[Figure record extracts]
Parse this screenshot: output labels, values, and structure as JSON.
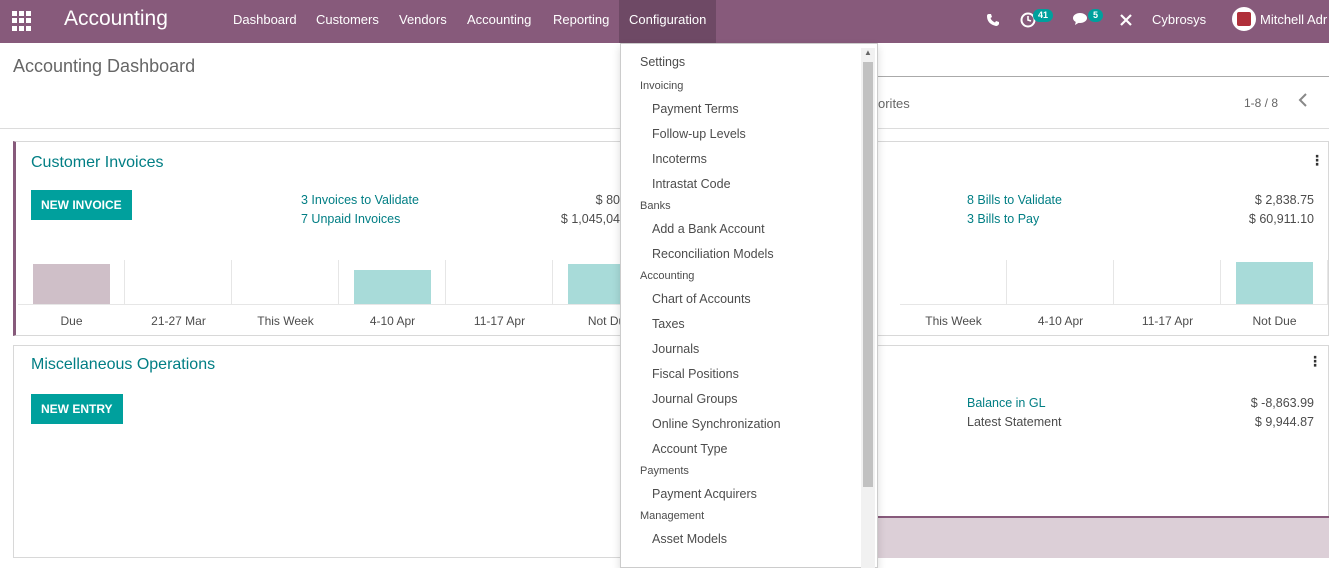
{
  "navbar": {
    "brand": "Accounting",
    "menu": [
      "Dashboard",
      "Customers",
      "Vendors",
      "Accounting",
      "Reporting",
      "Configuration"
    ],
    "activity_count": "41",
    "message_count": "5",
    "company": "Cybrosys",
    "user": "Mitchell Adr"
  },
  "control_panel": {
    "title": "Accounting Dashboard",
    "favorites_partial": "orites",
    "pager": "1-8 / 8"
  },
  "customer_invoices": {
    "title": "Customer Invoices",
    "button": "NEW INVOICE",
    "links": [
      {
        "label": "3 Invoices to Validate",
        "value": "$ 80"
      },
      {
        "label": "7 Unpaid Invoices",
        "value": "$ 1,045,04"
      }
    ],
    "chart_ticks": [
      "Due",
      "21-27 Mar",
      "This Week",
      "4-10 Apr",
      "11-17 Apr",
      "Not Du"
    ],
    "chart_levels": [
      0.9,
      0,
      0,
      0.78,
      0,
      0.9
    ],
    "colors": {
      "past": "#cfbfc8",
      "future": "#a8dbd9"
    }
  },
  "vendor_bills": {
    "links": [
      {
        "label": "8 Bills to Validate",
        "value": "$ 2,838.75"
      },
      {
        "label": "3 Bills to Pay",
        "value": "$ 60,911.10"
      }
    ],
    "chart_ticks": [
      "This Week",
      "4-10 Apr",
      "11-17 Apr",
      "Not Due"
    ],
    "chart_levels": [
      0,
      0,
      0,
      0.95
    ]
  },
  "misc_operations": {
    "title": "Miscellaneous Operations",
    "button": "NEW ENTRY"
  },
  "bank": {
    "balance_label": "Balance in GL",
    "balance_value": "$ -8,863.99",
    "statement_label": "Latest Statement",
    "statement_value": "$ 9,944.87"
  },
  "config_menu": {
    "settings": "Settings",
    "sections": [
      {
        "header": "Invoicing",
        "items": [
          "Payment Terms",
          "Follow-up Levels",
          "Incoterms",
          "Intrastat Code"
        ]
      },
      {
        "header": "Banks",
        "items": [
          "Add a Bank Account",
          "Reconciliation Models"
        ]
      },
      {
        "header": "Accounting",
        "items": [
          "Chart of Accounts",
          "Taxes",
          "Journals",
          "Fiscal Positions",
          "Journal Groups",
          "Online Synchronization",
          "Account Type"
        ]
      },
      {
        "header": "Payments",
        "items": [
          "Payment Acquirers"
        ]
      },
      {
        "header": "Management",
        "items": [
          "Asset Models"
        ]
      }
    ]
  }
}
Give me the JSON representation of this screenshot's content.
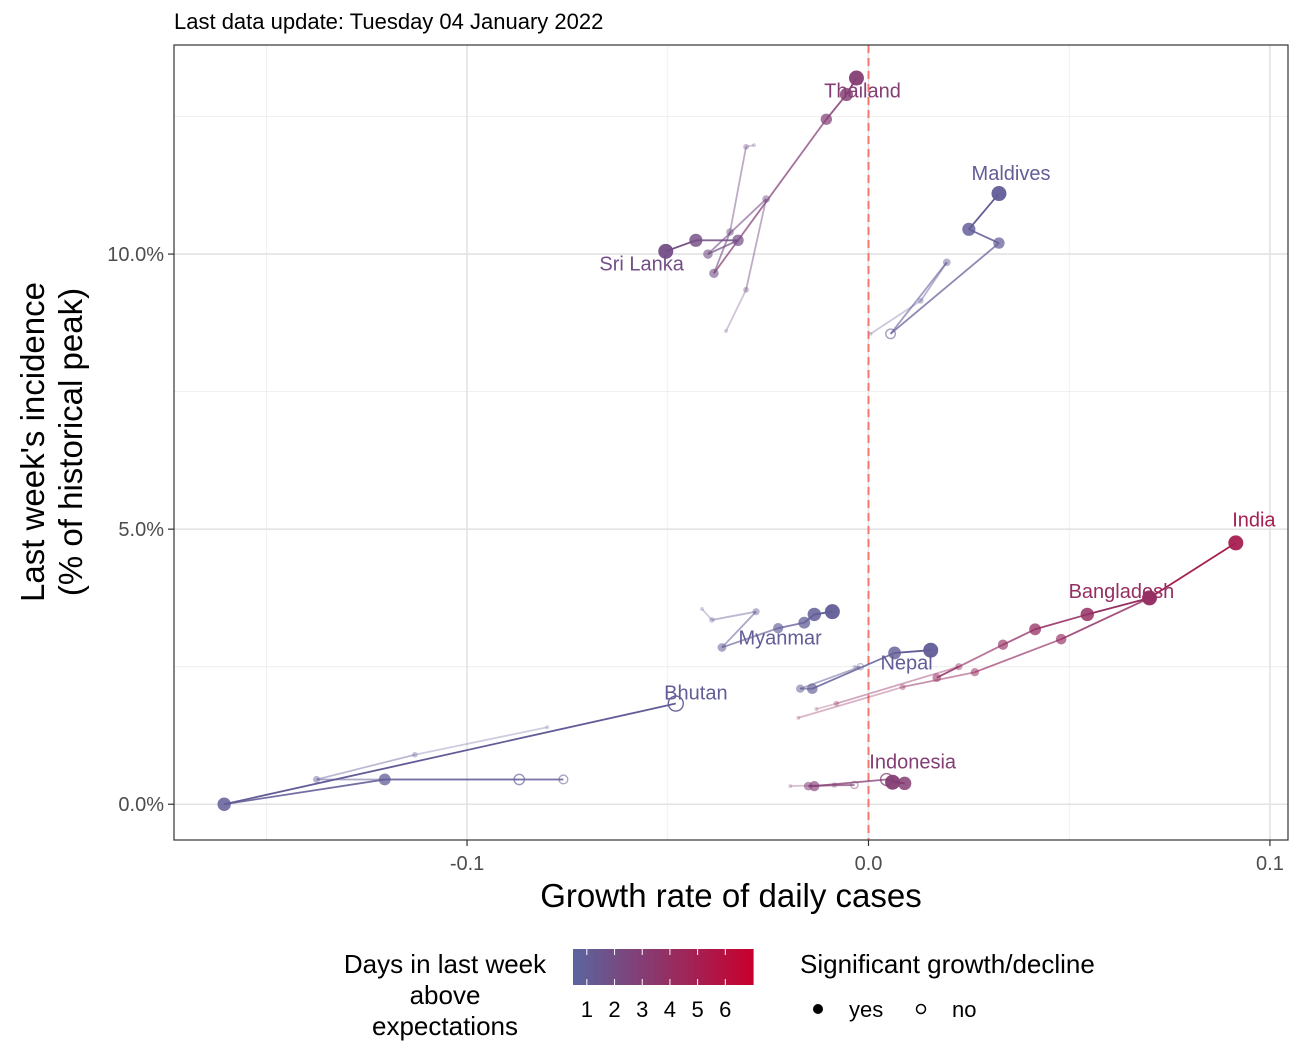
{
  "chart_data": {
    "type": "scatter",
    "subtitle": "Last data update: Tuesday 04 January 2022",
    "xlabel": "Growth rate of daily cases",
    "ylabel_line1": "Last week's incidence",
    "ylabel_line2": "(% of historical peak)",
    "xlim": [
      -0.173,
      0.1045
    ],
    "ylim": [
      -0.0065,
      0.138
    ],
    "x_ticks": [
      {
        "value": -0.1,
        "label": "-0.1"
      },
      {
        "value": 0.0,
        "label": "0.0"
      },
      {
        "value": 0.1,
        "label": "0.1"
      }
    ],
    "x_minor": [
      -0.15,
      -0.05,
      0.05
    ],
    "y_ticks": [
      {
        "value": 0.0,
        "label": "0.0%"
      },
      {
        "value": 0.05,
        "label": "5.0%"
      },
      {
        "value": 0.1,
        "label": "10.0%"
      }
    ],
    "y_minor": [
      0.025,
      0.075,
      0.125
    ],
    "grid": true,
    "reference_line": {
      "x": 0.0,
      "color": "#f8766d",
      "style": "dashed"
    },
    "legend": {
      "position": "bottom",
      "color_title_lines": [
        "Days in last week",
        "above",
        "expectations"
      ],
      "color_scale": {
        "low": "#5a65a0",
        "high": "#c8002e",
        "min": 0.5,
        "max": 7
      },
      "color_labels": [
        "1",
        "2",
        "3",
        "4",
        "5",
        "6"
      ],
      "shape_title": "Significant growth/decline",
      "shape_items": [
        {
          "label": "yes",
          "filled": true
        },
        {
          "label": "no",
          "filled": false
        }
      ]
    },
    "series": [
      {
        "name": "Thailand",
        "label_pos": [
          -0.0015,
          0.1285
        ],
        "points": [
          {
            "x": -0.0285,
            "y": 0.1198,
            "days": 2,
            "sig": true
          },
          {
            "x": -0.0305,
            "y": 0.1195,
            "days": 2,
            "sig": true
          },
          {
            "x": -0.0345,
            "y": 0.104,
            "days": 2,
            "sig": true
          },
          {
            "x": -0.0385,
            "y": 0.0965,
            "days": 2,
            "sig": true
          },
          {
            "x": -0.0105,
            "y": 0.1245,
            "days": 3,
            "sig": true
          },
          {
            "x": -0.0055,
            "y": 0.129,
            "days": 3,
            "sig": true
          },
          {
            "x": -0.003,
            "y": 0.132,
            "days": 3,
            "sig": true
          }
        ]
      },
      {
        "name": "Sri Lanka",
        "label_pos": [
          -0.0565,
          0.097
        ],
        "points": [
          {
            "x": -0.0355,
            "y": 0.086,
            "days": 2,
            "sig": true
          },
          {
            "x": -0.0305,
            "y": 0.0935,
            "days": 2,
            "sig": true
          },
          {
            "x": -0.0255,
            "y": 0.11,
            "days": 2,
            "sig": true
          },
          {
            "x": -0.04,
            "y": 0.1,
            "days": 2,
            "sig": true
          },
          {
            "x": -0.0325,
            "y": 0.1025,
            "days": 2,
            "sig": true
          },
          {
            "x": -0.043,
            "y": 0.1025,
            "days": 2,
            "sig": true
          },
          {
            "x": -0.0505,
            "y": 0.1005,
            "days": 2,
            "sig": true
          }
        ]
      },
      {
        "name": "Maldives",
        "label_pos": [
          0.0355,
          0.1135
        ],
        "points": [
          {
            "x": 0.0005,
            "y": 0.0855,
            "days": 1,
            "sig": true
          },
          {
            "x": 0.013,
            "y": 0.0915,
            "days": 1,
            "sig": true
          },
          {
            "x": 0.0195,
            "y": 0.0985,
            "days": 1,
            "sig": true
          },
          {
            "x": 0.0055,
            "y": 0.0855,
            "days": 1,
            "sig": false
          },
          {
            "x": 0.0325,
            "y": 0.102,
            "days": 1,
            "sig": true
          },
          {
            "x": 0.025,
            "y": 0.1045,
            "days": 1,
            "sig": true
          },
          {
            "x": 0.0325,
            "y": 0.111,
            "days": 1,
            "sig": true
          }
        ]
      },
      {
        "name": "Myanmar",
        "label_pos": [
          -0.022,
          0.029
        ],
        "points": [
          {
            "x": -0.0415,
            "y": 0.0355,
            "days": 1,
            "sig": true
          },
          {
            "x": -0.039,
            "y": 0.0335,
            "days": 1,
            "sig": true
          },
          {
            "x": -0.028,
            "y": 0.035,
            "days": 1,
            "sig": true
          },
          {
            "x": -0.0365,
            "y": 0.0285,
            "days": 1,
            "sig": true
          },
          {
            "x": -0.0225,
            "y": 0.032,
            "days": 1,
            "sig": true
          },
          {
            "x": -0.016,
            "y": 0.033,
            "days": 1,
            "sig": true
          },
          {
            "x": -0.0135,
            "y": 0.0345,
            "days": 1,
            "sig": true
          },
          {
            "x": -0.009,
            "y": 0.035,
            "days": 1,
            "sig": true
          }
        ]
      },
      {
        "name": "Nepal",
        "label_pos": [
          0.0095,
          0.0245
        ],
        "points": [
          {
            "x": -0.0035,
            "y": 0.025,
            "days": 1,
            "sig": true
          },
          {
            "x": -0.002,
            "y": 0.025,
            "days": 1,
            "sig": false
          },
          {
            "x": -0.017,
            "y": 0.021,
            "days": 1,
            "sig": true
          },
          {
            "x": -0.014,
            "y": 0.021,
            "days": 1,
            "sig": true
          },
          {
            "x": 0.0065,
            "y": 0.0275,
            "days": 1,
            "sig": true
          },
          {
            "x": 0.0155,
            "y": 0.028,
            "days": 1,
            "sig": true
          }
        ]
      },
      {
        "name": "Bhutan",
        "label_pos": [
          -0.043,
          0.019
        ],
        "points": [
          {
            "x": -0.08,
            "y": 0.014,
            "days": 1,
            "sig": true
          },
          {
            "x": -0.113,
            "y": 0.009,
            "days": 1,
            "sig": true
          },
          {
            "x": -0.1375,
            "y": 0.0045,
            "days": 1,
            "sig": true
          },
          {
            "x": -0.076,
            "y": 0.0045,
            "days": 1,
            "sig": false
          },
          {
            "x": -0.087,
            "y": 0.0045,
            "days": 1,
            "sig": false
          },
          {
            "x": -0.1205,
            "y": 0.0045,
            "days": 1,
            "sig": true
          },
          {
            "x": -0.1605,
            "y": 0.0,
            "days": 1,
            "sig": true
          },
          {
            "x": -0.048,
            "y": 0.0183,
            "days": 1,
            "sig": false
          }
        ]
      },
      {
        "name": "India",
        "label_pos": [
          0.096,
          0.0505
        ],
        "points": [
          {
            "x": -0.0175,
            "y": 0.0157,
            "days": 4,
            "sig": true
          },
          {
            "x": 0.0085,
            "y": 0.0213,
            "days": 4,
            "sig": true
          },
          {
            "x": 0.0265,
            "y": 0.024,
            "days": 4,
            "sig": true
          },
          {
            "x": 0.048,
            "y": 0.03,
            "days": 4,
            "sig": true
          },
          {
            "x": 0.07,
            "y": 0.0375,
            "days": 4,
            "sig": true
          },
          {
            "x": 0.0915,
            "y": 0.0475,
            "days": 5,
            "sig": true
          }
        ]
      },
      {
        "name": "Bangladesh",
        "label_pos": [
          0.063,
          0.0375
        ],
        "points": [
          {
            "x": -0.013,
            "y": 0.0173,
            "days": 4,
            "sig": true
          },
          {
            "x": -0.008,
            "y": 0.0183,
            "days": 4,
            "sig": true
          },
          {
            "x": 0.0225,
            "y": 0.025,
            "days": 4,
            "sig": true
          },
          {
            "x": 0.017,
            "y": 0.023,
            "days": 4,
            "sig": true
          },
          {
            "x": 0.0335,
            "y": 0.029,
            "days": 4,
            "sig": true
          },
          {
            "x": 0.0415,
            "y": 0.0318,
            "days": 4,
            "sig": true
          },
          {
            "x": 0.0545,
            "y": 0.0345,
            "days": 4,
            "sig": true
          },
          {
            "x": 0.07,
            "y": 0.0375,
            "days": 4,
            "sig": true
          }
        ]
      },
      {
        "name": "Indonesia",
        "label_pos": [
          0.011,
          0.0065
        ],
        "points": [
          {
            "x": -0.0195,
            "y": 0.0033,
            "days": 3,
            "sig": true
          },
          {
            "x": -0.0085,
            "y": 0.0035,
            "days": 3,
            "sig": true
          },
          {
            "x": -0.0035,
            "y": 0.0035,
            "days": 3,
            "sig": false
          },
          {
            "x": -0.015,
            "y": 0.0033,
            "days": 3,
            "sig": true
          },
          {
            "x": -0.0135,
            "y": 0.0033,
            "days": 3,
            "sig": true
          },
          {
            "x": 0.0045,
            "y": 0.0045,
            "days": 3,
            "sig": false
          },
          {
            "x": 0.009,
            "y": 0.0038,
            "days": 3,
            "sig": true
          },
          {
            "x": 0.006,
            "y": 0.004,
            "days": 3,
            "sig": true
          }
        ]
      }
    ]
  }
}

▸ **DIRECTIONS FOR THIS TASK**: Select and copy every line of the material that holds the string "JSON".

▸ **REPLY TO THE EXERCISE**:
Parse this screenshot: output labels, values, and structure as JSON.
Give me the JSON representation of this screenshot's content.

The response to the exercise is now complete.